--- START GIVEN DATA ---

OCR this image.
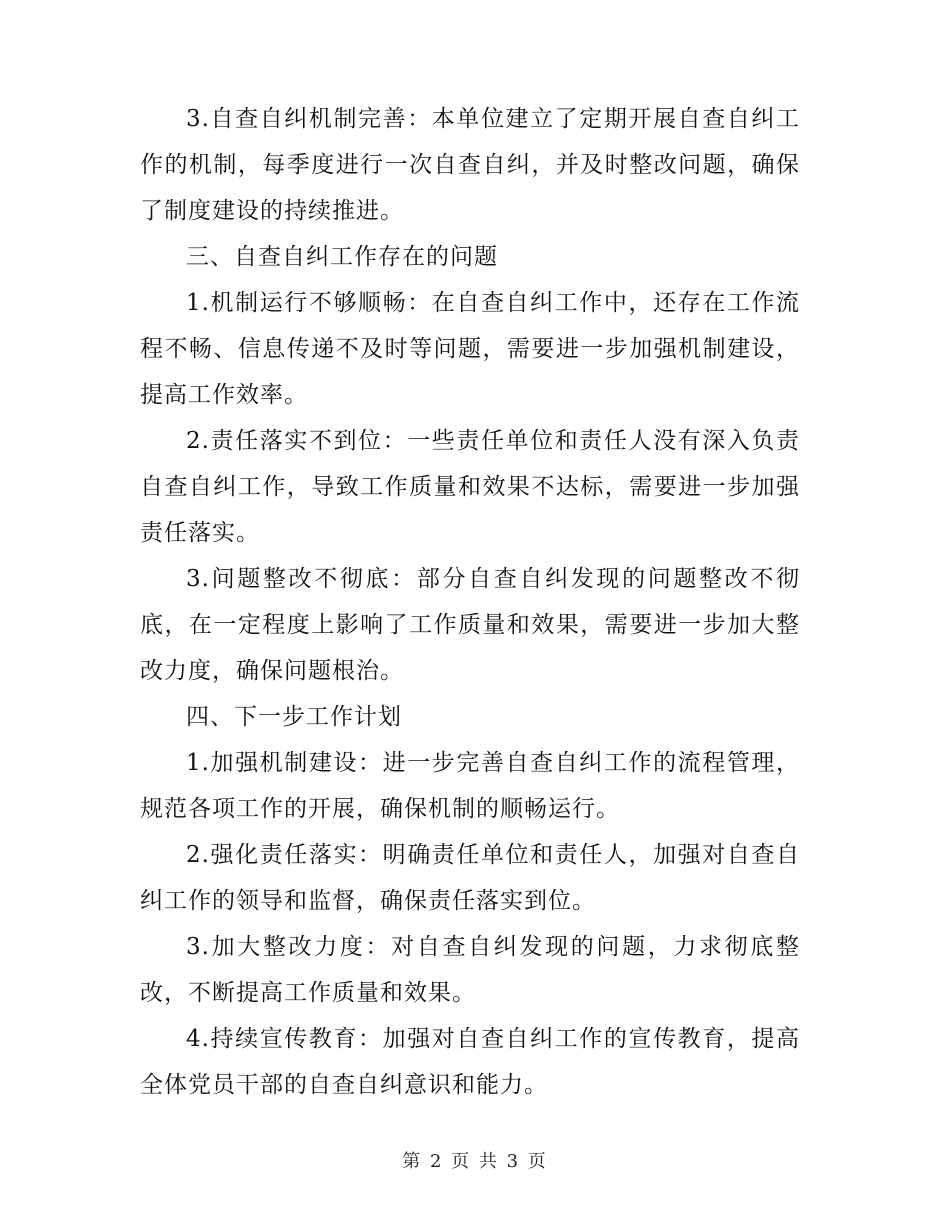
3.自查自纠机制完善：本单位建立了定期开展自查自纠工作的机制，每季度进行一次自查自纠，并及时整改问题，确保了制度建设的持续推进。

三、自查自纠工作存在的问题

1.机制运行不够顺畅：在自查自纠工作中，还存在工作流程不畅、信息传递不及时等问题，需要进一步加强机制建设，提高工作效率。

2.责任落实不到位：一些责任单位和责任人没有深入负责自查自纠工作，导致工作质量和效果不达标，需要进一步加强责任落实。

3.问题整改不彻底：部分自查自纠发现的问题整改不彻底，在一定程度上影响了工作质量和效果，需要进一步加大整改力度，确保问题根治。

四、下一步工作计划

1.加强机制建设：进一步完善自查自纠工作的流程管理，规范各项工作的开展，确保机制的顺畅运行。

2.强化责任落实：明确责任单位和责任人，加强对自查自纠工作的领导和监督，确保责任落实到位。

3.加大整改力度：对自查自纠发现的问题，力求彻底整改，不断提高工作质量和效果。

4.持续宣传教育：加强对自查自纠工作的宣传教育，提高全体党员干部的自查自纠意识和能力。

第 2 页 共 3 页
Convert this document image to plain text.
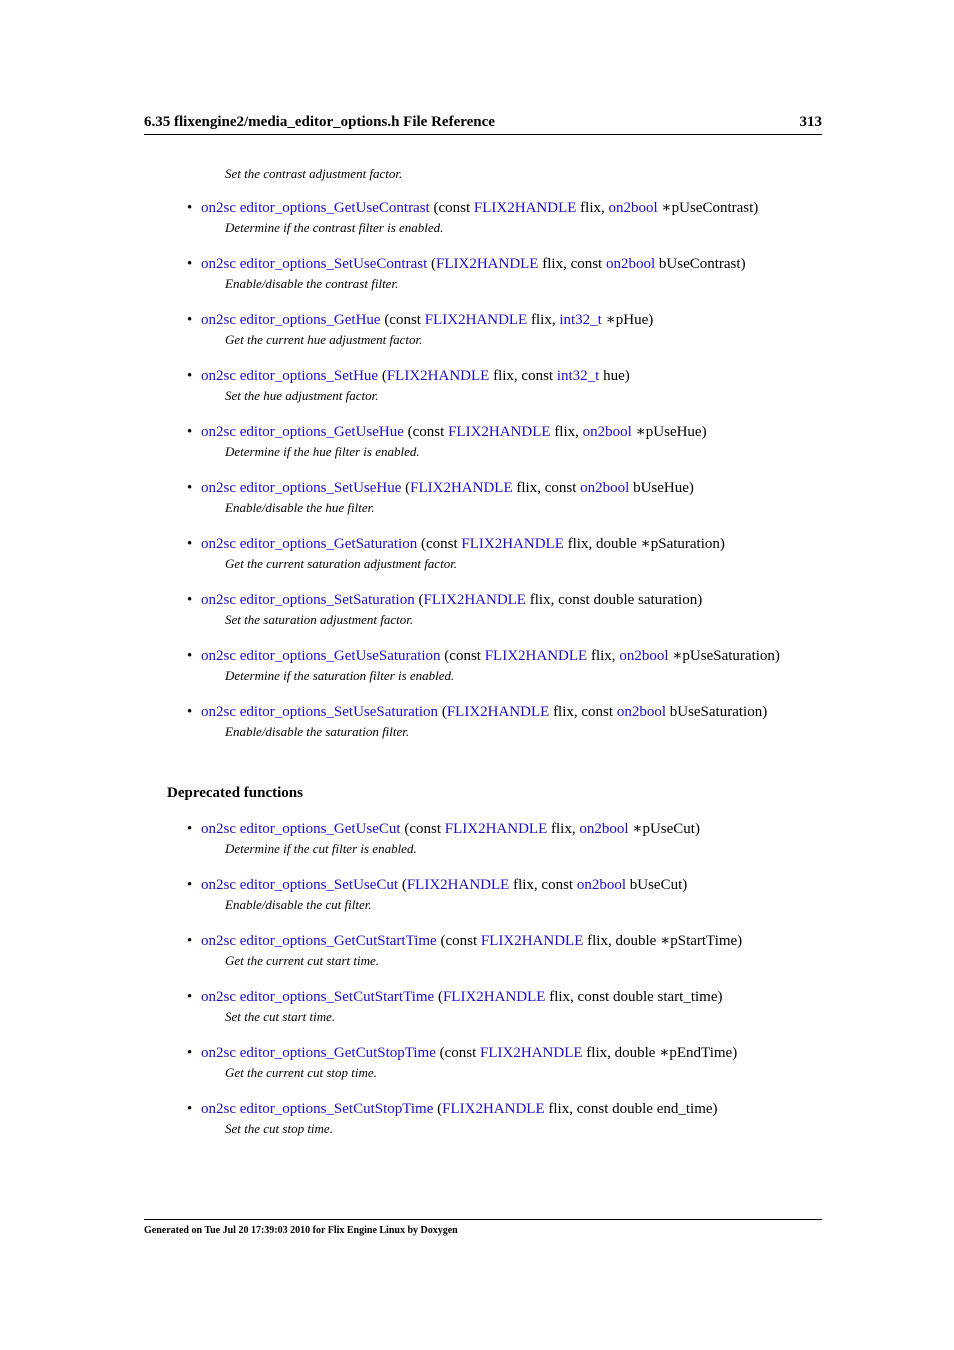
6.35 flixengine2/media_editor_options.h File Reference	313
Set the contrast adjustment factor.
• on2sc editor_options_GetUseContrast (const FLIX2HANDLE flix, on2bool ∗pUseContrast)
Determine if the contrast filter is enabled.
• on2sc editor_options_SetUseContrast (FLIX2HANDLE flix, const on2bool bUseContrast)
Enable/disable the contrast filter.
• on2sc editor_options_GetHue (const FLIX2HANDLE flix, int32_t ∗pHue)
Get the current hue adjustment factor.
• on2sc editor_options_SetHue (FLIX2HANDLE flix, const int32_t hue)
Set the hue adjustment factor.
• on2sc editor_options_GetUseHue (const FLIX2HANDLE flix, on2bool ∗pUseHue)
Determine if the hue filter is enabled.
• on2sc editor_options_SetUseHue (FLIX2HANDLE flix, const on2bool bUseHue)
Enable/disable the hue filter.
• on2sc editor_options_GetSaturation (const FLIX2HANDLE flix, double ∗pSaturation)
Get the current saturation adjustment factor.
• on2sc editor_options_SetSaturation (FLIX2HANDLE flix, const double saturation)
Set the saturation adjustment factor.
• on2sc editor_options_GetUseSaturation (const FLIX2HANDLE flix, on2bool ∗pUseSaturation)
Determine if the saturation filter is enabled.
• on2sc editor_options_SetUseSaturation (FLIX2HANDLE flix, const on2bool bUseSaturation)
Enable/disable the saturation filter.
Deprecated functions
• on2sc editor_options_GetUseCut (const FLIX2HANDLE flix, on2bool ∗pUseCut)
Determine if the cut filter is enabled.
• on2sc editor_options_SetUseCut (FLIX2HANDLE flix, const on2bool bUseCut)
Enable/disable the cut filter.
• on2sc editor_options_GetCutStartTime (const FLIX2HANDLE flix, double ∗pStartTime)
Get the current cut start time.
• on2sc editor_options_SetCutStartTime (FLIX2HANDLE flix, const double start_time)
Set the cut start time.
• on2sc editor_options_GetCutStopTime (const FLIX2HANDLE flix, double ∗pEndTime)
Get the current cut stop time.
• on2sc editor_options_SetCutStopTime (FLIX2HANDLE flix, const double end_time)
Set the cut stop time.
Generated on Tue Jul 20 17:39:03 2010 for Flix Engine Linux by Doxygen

--- END GIVEN DATA ---

THE TASK
Report how many lines in the entries hold the string "current". Nothing but the number is wanted.

TASK RESULT
4